» **Work to be completed**
Using the data below, tally the lines that include the string "shortcut". Only the number is wanted.

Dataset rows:

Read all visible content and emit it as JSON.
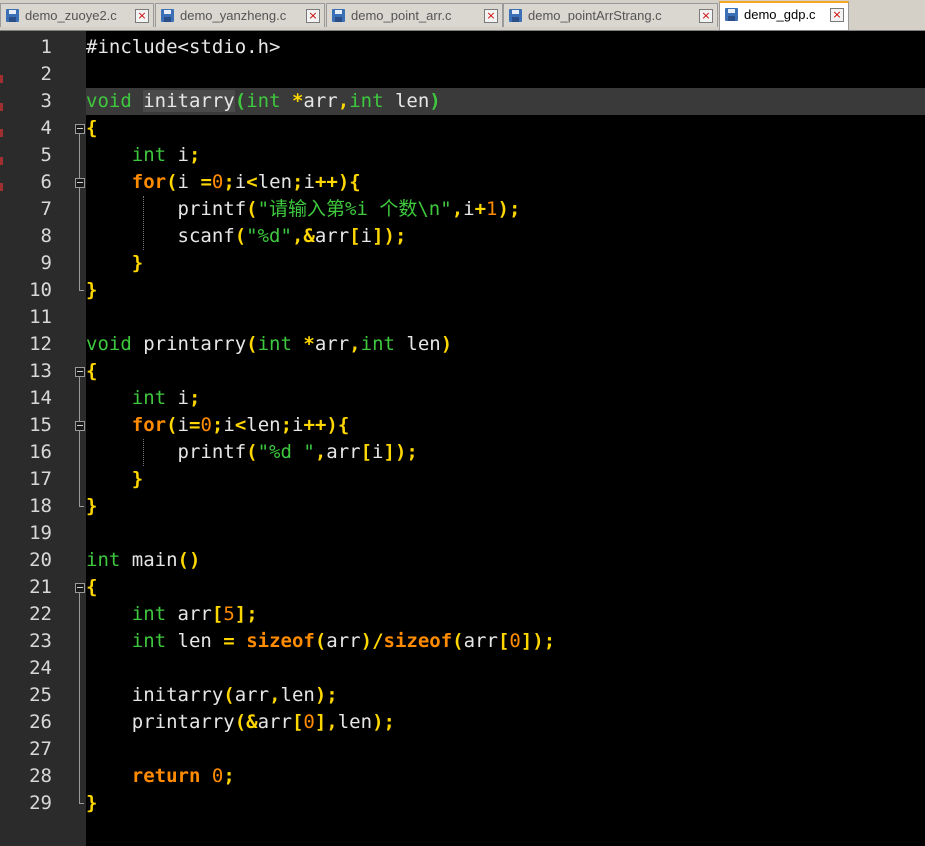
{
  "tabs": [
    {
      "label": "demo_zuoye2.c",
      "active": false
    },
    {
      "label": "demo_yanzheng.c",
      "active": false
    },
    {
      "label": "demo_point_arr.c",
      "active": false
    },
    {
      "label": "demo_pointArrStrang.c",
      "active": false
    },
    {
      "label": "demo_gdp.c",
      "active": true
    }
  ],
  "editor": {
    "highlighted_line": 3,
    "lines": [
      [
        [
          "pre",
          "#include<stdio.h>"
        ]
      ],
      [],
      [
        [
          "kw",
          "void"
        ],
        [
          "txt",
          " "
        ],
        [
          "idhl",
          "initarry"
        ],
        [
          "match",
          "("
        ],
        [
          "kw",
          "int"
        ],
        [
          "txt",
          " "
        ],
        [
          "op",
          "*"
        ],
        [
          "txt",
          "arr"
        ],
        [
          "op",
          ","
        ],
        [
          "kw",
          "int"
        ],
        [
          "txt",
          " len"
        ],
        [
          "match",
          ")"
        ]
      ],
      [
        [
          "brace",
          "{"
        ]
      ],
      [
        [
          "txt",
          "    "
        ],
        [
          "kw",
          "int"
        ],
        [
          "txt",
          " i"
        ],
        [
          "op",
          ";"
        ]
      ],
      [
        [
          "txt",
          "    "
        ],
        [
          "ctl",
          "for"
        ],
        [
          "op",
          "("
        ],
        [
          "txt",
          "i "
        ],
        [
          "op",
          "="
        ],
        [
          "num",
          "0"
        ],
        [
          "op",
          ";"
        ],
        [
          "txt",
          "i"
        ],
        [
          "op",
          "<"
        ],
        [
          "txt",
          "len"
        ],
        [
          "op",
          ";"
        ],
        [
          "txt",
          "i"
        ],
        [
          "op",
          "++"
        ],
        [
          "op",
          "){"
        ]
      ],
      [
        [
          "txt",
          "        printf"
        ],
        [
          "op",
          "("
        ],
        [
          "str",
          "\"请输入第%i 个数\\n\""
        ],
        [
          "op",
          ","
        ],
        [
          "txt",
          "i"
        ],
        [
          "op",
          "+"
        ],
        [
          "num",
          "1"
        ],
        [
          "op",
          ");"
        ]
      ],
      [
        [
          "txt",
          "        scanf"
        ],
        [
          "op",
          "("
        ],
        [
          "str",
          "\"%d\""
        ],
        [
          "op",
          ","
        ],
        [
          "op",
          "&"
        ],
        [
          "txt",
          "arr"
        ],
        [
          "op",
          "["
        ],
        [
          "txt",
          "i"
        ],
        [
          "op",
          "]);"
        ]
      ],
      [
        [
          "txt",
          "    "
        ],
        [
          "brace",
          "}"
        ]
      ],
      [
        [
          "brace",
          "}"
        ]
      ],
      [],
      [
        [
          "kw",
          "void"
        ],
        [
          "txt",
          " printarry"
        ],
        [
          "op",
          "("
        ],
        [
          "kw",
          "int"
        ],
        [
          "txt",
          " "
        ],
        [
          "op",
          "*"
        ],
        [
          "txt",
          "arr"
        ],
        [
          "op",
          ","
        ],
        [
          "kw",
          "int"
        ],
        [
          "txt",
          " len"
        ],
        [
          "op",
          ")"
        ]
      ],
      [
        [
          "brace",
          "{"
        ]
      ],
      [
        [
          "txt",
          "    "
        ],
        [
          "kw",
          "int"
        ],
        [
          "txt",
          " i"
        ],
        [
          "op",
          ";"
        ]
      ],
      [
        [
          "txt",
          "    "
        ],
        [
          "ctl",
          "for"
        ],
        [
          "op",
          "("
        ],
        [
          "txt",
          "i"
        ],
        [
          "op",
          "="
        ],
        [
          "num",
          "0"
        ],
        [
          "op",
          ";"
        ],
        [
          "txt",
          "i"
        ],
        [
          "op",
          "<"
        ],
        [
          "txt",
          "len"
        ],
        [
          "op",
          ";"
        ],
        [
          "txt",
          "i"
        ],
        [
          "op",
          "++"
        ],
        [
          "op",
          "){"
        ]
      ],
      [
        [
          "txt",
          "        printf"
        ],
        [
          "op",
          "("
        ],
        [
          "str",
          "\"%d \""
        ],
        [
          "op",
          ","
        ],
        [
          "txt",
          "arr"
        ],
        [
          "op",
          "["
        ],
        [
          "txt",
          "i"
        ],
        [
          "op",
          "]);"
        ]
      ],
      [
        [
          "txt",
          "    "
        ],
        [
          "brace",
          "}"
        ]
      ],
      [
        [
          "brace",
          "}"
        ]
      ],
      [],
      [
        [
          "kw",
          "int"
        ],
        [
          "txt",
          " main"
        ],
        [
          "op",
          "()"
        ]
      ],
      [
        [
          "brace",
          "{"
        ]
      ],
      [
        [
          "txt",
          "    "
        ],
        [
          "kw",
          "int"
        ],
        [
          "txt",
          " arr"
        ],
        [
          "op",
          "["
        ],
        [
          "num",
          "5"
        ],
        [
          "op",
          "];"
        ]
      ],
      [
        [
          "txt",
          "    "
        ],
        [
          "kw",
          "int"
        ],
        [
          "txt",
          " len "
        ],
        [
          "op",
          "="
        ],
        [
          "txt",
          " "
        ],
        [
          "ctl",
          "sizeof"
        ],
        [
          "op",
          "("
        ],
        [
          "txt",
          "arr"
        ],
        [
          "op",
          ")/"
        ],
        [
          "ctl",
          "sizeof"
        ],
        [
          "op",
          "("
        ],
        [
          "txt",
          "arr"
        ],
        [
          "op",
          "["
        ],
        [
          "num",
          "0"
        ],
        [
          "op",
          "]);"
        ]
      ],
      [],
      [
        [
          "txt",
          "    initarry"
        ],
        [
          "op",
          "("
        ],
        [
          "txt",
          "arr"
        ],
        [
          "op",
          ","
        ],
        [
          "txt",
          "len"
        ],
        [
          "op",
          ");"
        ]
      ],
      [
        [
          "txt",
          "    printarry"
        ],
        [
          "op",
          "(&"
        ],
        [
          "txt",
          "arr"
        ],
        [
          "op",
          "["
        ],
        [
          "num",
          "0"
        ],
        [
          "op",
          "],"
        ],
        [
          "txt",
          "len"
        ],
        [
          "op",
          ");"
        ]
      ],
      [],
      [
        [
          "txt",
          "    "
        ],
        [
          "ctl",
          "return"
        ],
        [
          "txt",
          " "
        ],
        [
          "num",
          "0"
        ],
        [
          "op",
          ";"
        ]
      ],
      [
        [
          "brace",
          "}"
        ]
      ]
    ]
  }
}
---
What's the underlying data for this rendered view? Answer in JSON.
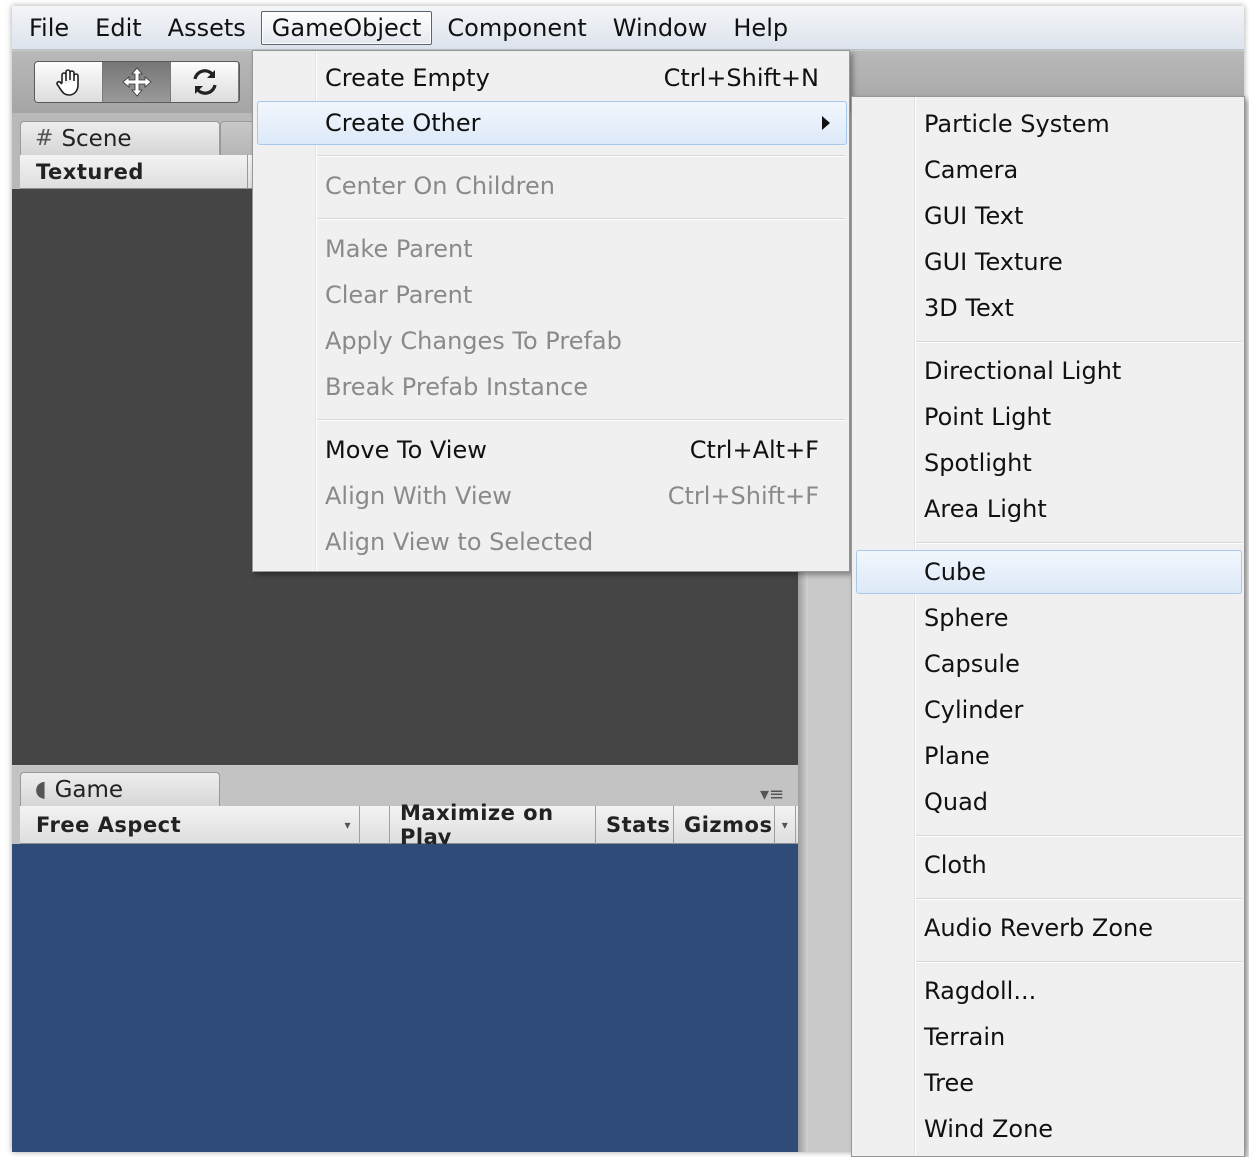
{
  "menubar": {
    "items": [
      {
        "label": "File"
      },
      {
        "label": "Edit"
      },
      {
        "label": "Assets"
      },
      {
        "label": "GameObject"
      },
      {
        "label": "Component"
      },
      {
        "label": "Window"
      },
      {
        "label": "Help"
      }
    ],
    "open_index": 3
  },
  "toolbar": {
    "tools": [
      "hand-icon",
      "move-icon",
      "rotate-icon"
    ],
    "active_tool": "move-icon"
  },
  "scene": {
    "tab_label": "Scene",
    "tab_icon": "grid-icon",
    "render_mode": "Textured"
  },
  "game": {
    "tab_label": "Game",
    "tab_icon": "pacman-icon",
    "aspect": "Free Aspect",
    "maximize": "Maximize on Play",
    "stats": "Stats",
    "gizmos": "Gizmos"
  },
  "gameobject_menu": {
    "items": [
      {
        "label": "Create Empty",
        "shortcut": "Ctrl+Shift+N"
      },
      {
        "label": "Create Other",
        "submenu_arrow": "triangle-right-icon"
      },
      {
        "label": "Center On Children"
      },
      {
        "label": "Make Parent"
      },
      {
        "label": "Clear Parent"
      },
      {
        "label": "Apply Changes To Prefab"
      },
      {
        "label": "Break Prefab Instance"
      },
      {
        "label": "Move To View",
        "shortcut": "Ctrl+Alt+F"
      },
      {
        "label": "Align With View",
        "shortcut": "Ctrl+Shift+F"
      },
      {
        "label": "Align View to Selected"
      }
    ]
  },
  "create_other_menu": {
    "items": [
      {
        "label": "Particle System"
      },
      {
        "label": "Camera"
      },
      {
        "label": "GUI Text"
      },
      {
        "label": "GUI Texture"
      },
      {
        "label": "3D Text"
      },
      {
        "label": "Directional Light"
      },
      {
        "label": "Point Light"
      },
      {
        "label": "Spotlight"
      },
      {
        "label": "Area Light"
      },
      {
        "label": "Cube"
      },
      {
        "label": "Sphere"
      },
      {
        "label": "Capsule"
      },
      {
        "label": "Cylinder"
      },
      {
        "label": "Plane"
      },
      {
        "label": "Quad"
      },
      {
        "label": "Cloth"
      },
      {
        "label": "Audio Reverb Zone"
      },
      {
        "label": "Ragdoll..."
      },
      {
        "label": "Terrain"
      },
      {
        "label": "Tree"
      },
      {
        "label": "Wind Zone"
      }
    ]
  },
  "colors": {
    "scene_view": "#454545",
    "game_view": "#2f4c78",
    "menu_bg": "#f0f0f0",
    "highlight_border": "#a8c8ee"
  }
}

» **Answer to the exercise**
3